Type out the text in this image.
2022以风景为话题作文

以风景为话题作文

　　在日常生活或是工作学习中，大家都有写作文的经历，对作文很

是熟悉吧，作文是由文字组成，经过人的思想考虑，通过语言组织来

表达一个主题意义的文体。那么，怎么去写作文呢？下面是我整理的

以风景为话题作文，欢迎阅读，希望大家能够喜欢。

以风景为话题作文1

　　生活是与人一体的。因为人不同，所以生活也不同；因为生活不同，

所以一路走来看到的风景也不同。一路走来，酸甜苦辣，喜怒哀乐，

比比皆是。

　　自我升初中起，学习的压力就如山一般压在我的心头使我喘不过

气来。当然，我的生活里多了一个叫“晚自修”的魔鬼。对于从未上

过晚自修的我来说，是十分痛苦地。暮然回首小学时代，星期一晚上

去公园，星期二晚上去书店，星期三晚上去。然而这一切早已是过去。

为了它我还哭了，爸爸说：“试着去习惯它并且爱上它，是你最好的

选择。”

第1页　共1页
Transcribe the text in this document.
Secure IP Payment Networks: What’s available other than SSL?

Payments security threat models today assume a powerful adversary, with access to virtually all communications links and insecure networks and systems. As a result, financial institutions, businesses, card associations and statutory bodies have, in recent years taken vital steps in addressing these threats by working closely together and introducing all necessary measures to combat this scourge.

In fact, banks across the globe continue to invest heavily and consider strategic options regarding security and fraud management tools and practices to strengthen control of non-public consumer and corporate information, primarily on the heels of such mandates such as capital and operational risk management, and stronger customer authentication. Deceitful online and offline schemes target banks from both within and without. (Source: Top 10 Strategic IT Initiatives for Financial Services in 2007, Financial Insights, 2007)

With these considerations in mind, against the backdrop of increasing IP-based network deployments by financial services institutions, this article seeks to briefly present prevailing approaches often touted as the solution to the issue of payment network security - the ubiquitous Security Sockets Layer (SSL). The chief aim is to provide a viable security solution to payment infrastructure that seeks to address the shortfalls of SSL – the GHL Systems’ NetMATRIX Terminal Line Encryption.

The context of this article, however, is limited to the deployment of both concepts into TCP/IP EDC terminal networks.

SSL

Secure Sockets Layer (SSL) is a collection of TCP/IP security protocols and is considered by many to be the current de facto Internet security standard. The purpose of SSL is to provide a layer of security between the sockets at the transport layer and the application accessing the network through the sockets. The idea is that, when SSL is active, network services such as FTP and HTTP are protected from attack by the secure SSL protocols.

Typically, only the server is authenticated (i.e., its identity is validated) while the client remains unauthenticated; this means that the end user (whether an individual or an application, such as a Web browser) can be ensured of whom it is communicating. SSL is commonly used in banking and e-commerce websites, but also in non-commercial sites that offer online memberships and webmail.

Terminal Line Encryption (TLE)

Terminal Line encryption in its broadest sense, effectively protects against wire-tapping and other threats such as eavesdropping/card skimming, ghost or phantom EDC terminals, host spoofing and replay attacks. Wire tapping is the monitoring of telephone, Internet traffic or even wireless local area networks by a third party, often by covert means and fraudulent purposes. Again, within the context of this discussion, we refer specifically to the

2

**Problem requirements**
Transcribe the records above exactly as they appear.

**Solved problem**
Type out the text in this image.
2022以风景为话题作文

以风景为话题作文

　　在日常生活或是工作学习中，大家都有写作文的经历，对作文很

是熟悉吧，作文是由文字组成，经过人的思想考虑，通过语言组织来

表达一个主题意义的文体。那么，怎么去写作文呢？下面是我整理的

以风景为话题作文，欢迎阅读，希望大家能够喜欢。

以风景为话题作文1

　　生活是与人一体的。因为人不同，所以生活也不同；因为生活不同，

所以一路走来看到的风景也不同。一路走来，酸甜苦辣，喜怒哀乐，

比比皆是。

　　自我升初中起，学习的压力就如山一般压在我的心头使我喘不过

气来。当然，我的生活里多了一个叫“晚自修”的魔鬼。对于从未上

过晚自修的我来说，是十分痛苦地。暮然回首小学时代，星期一晚上

去公园，星期二晚上去书店，星期三晚上去。然而这一切早已是过去。

为了它我还哭了，爸爸说：“试着去习惯它并且爱上它，是你最好的

选择。”

第1页　共1页
Transcribe the text in this document.
Secure IP Payment Networks: What’s available other than SSL?

Payments security threat models today assume a powerful adversary, with access to virtually all communications links and insecure networks and systems. As a result, financial institutions, businesses, card associations and statutory bodies have, in recent years taken vital steps in addressing these threats by working closely together and introducing all necessary measures to combat this scourge.

In fact, banks across the globe continue to invest heavily and consider strategic options regarding security and fraud management tools and practices to strengthen control of non-public consumer and corporate information, primarily on the heels of such mandates such as capital and operational risk management, and stronger customer authentication. Deceitful online and offline schemes target banks from both within and without. (Source: Top 10 Strategic IT Initiatives for Financial Services in 2007, Financial Insights, 2007)

With these considerations in mind, against the backdrop of increasing IP-based network deployments by financial services institutions, this article seeks to briefly present prevailing approaches often touted as the solution to the issue of payment network security - the ubiquitous Security Sockets Layer (SSL). The chief aim is to provide a viable security solution to payment infrastructure that seeks to address the shortfalls of SSL – the GHL Systems’ NetMATRIX Terminal Line Encryption.

The context of this article, however, is limited to the deployment of both concepts into TCP/IP EDC terminal networks.

SSL

Secure Sockets Layer (SSL) is a collection of TCP/IP security protocols and is considered by many to be the current de facto Internet security standard. The purpose of SSL is to provide a layer of security between the sockets at the transport layer and the application accessing the network through the sockets. The idea is that, when SSL is active, network services such as FTP and HTTP are protected from attack by the secure SSL protocols.

Typically, only the server is authenticated (i.e., its identity is validated) while the client remains unauthenticated; this means that the end user (whether an individual or an application, such as a Web browser) can be ensured of whom it is communicating. SSL is commonly used in banking and e-commerce websites, but also in non-commercial sites that offer online memberships and webmail.

Terminal Line Encryption (TLE)

Terminal Line encryption in its broadest sense, effectively protects against wire-tapping and other threats such as eavesdropping/card skimming, ghost or phantom EDC terminals, host spoofing and replay attacks. Wire tapping is the monitoring of telephone, Internet traffic or even wireless local area networks by a third party, often by covert means and fraudulent purposes. Again, within the context of this discussion, we refer specifically to the

2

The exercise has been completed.